| Available records |
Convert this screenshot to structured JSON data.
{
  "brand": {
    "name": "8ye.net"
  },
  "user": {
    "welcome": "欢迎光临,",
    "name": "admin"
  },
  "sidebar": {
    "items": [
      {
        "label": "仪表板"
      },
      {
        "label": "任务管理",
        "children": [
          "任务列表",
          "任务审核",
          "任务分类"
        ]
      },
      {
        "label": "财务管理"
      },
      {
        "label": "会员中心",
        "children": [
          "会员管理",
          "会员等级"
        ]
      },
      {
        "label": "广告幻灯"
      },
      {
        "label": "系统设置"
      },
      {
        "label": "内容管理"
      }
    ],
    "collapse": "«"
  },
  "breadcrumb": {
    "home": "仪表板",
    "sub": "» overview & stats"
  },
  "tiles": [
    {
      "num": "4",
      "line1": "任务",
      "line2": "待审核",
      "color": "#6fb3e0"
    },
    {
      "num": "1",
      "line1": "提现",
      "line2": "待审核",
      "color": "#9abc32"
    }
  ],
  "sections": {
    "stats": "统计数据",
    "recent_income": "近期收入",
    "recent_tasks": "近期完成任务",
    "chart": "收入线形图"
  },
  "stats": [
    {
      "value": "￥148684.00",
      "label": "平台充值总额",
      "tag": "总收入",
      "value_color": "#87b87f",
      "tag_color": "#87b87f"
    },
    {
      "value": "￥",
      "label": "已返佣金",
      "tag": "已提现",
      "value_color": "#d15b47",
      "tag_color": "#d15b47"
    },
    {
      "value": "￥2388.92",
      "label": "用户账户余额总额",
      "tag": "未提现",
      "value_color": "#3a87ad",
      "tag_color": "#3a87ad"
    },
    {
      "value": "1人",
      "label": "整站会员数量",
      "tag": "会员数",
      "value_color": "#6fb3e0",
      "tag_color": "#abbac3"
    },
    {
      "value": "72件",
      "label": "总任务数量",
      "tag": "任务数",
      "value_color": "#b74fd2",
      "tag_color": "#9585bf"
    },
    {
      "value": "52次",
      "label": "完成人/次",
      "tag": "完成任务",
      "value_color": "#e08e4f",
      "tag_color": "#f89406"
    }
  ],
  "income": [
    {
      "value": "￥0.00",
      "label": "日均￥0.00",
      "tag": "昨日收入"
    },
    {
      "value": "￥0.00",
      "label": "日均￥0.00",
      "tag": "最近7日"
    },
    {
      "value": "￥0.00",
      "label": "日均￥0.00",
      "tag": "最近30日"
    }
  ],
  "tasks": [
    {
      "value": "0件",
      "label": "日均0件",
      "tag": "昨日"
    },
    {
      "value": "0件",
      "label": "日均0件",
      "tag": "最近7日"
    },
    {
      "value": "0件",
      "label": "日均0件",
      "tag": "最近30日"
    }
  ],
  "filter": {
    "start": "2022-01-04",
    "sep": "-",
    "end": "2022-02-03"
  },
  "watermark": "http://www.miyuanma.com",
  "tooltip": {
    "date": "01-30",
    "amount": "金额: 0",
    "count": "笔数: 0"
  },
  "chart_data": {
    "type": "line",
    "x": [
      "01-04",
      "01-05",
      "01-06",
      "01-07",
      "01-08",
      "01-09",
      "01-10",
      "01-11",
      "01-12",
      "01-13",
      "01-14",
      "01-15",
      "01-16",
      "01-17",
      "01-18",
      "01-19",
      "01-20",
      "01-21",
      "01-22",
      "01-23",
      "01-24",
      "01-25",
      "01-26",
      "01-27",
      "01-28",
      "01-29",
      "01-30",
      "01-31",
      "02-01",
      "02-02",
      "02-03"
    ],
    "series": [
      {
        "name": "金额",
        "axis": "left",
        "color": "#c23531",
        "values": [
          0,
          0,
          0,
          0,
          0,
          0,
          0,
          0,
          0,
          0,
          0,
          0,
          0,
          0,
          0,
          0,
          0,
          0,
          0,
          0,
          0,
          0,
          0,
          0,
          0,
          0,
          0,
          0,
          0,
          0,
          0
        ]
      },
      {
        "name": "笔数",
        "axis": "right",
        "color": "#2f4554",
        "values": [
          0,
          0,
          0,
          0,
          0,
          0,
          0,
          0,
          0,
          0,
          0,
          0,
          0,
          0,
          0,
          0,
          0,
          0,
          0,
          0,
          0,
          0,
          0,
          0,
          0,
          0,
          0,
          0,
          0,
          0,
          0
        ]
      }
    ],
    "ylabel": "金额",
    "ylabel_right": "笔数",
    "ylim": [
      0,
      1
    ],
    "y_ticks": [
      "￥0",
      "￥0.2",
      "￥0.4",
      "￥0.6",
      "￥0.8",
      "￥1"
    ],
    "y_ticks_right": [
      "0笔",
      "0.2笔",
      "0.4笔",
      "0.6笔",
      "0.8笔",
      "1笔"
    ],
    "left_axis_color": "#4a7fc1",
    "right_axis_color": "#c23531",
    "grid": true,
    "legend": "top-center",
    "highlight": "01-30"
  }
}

| Goal |
Which lines of the data include "name"? Copy each of them.

| The result |
    "name": "8ye.net"
    "name": "admin"
        "name": "金额",
        "name": "笔数",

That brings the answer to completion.